何のために生まれてきたのか。何のために生きてきたのか。
誰もが振り返ることになるのかもしれません。

90歳以上の方に、今後悔していることは?と尋ねる多数のアンケート結果が出ています。
ほぼ全員が「もっと生きたいように生きればよかった」と答えているとのこと。

これは時代にかかわらず、同じ答えが出るような気がします。私たちはそもそも、生きたいようには生きられないものなのでしょうか。

 

このテーマで取り上げたのは、死ぬまでにやりたいことをやってから死のう、という話をしたかったからではありません。
この映画には、そんな焦りも、悲壮感もありません。死への理解ができていることからくる大人のコメディセンスが、とてもあたたかい空気に満ちています。

ウィットに富んだ会話、ハリウッドの大物俳優2人の卓越した演技が、ファンタジックになりがちな冒険をめぐる死のテーマから、とてもリアルな感情と共感を引き出しています。

 

エドワードとカーターの人生の歩き方はまったく違うものでした。

お金持ちで、自分の生きたいように生きてきたけれどひとりぼっちのエドワード。
家族のことを考えて自分のしたいことをあきらめてきたけれど、みんなに愛されているカーター。

どちらが正しい生き方なのか、はたまた美しいのかは関係ありません。人生の価値は他人が決めるものではないからです。

「人生の価値など容易に量れない。家族や友によって量られると言う人、信仰心によると言う人、愛だと言う人、人生に意味などないと言う人もいる」という冒頭のナレーション。

どれが正解なのかではなく、どう生きたいのかによって変わってくるとしたら、自分自身の問題です。

= = = =

設定課題: 上に示した、人生の価値を描いた映画についての文章を、最後の文の後から書き継いでください。

= = = =

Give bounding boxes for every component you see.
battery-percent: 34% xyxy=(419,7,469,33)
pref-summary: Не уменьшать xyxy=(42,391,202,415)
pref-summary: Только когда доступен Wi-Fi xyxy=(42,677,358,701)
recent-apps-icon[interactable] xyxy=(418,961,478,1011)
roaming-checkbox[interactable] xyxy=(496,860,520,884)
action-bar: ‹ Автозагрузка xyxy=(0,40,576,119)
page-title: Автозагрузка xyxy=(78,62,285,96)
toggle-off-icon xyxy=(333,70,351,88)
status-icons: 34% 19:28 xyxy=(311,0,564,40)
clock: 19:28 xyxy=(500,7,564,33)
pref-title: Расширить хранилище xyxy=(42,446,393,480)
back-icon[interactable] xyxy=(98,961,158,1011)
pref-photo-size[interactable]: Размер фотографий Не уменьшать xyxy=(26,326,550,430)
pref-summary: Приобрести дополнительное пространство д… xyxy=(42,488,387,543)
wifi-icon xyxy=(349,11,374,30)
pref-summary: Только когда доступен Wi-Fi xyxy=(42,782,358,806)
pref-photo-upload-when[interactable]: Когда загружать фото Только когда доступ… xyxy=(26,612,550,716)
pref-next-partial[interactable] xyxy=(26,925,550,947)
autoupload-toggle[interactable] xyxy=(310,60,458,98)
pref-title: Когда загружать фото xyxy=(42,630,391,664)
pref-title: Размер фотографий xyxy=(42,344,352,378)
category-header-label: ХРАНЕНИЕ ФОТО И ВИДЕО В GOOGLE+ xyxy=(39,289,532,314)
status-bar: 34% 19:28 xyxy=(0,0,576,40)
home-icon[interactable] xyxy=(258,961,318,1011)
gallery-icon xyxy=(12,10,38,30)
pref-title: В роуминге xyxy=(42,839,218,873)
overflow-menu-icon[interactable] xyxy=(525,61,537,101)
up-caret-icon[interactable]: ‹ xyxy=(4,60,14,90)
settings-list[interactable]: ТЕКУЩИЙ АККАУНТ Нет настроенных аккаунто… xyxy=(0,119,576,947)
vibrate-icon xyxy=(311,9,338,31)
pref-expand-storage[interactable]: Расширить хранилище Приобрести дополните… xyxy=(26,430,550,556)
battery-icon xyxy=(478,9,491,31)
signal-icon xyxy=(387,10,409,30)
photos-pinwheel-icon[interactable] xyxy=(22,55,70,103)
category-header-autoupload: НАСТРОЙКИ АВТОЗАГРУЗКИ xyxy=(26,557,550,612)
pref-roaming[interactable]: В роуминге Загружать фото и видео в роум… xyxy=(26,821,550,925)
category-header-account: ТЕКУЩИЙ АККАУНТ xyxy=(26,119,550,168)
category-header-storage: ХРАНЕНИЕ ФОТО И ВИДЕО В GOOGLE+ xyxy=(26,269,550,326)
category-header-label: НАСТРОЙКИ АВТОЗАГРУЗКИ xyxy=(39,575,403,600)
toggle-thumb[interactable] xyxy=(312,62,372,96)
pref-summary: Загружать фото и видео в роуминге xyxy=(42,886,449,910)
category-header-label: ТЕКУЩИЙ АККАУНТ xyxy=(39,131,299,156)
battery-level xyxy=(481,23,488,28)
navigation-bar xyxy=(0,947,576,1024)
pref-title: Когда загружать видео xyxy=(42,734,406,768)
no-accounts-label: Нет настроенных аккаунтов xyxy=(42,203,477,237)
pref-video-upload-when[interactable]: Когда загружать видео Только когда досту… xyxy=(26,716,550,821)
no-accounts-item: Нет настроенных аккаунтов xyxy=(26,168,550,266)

= = = =

課題の出力:
これは、自分の人生を楽しむということを見つけた二人の物語だという、そもそものタイトルの意味に戻って考えるのもいいのではないでしょうか。

原題は「THE BUCKET LIST」(棺桶リスト)、副題は「FIND THE JOY」(喜びを見つけること)です。

死ぬことに喪失を感じるのではなく、それは生の延長であることがたっぷり表現されています。

時間がないから少しでも多く楽しんでしまおう、ではなく、「生きている今を楽しむために、今を生きる」ということ。タイムリミットの感覚はそこにはありません。
終わる時はただ終わるだけ、でも今は生きている。その感覚をとてもリアルに見せてくれるのです。

 

やっぱり家族が一番だよね、というお決まりのオチがないのも、いいところ。
生きることも死ぬことも、ひとりひとりの問題なのです。

誰かのため、誰かの、何かのせい等は関係なく、自分自身の人生を見つめる時間はそれぞれいつかやってくるのです。「私は、どうしたいのか」「私とは、何だったのか」。

 

お金はあっても、ひとりぼっちで生きてきたエドワードは、人生の最後に友を得ました。

自分以外の周りのために生きてきたカーターは、最後に自分自身のためだけの時間をもつことで、もう思い出せないと思っていた妻への愛を思い出しました。

二人が出会ったことで得た時間を、もしあなたも得たとしたら、あなたは何を見つけることができるのでしょうか。

 
やりたいと思っていることは、ただ自己満足のためではなく、あなたの人生に足りていないと感じている何か、かもしれません。
それはいったい何でしょうか。何を表しているのでしょうか。
そもそも本当に足りていないのでしょうか。

さあ、あなたが今やりたいと思っていることは、何ですか?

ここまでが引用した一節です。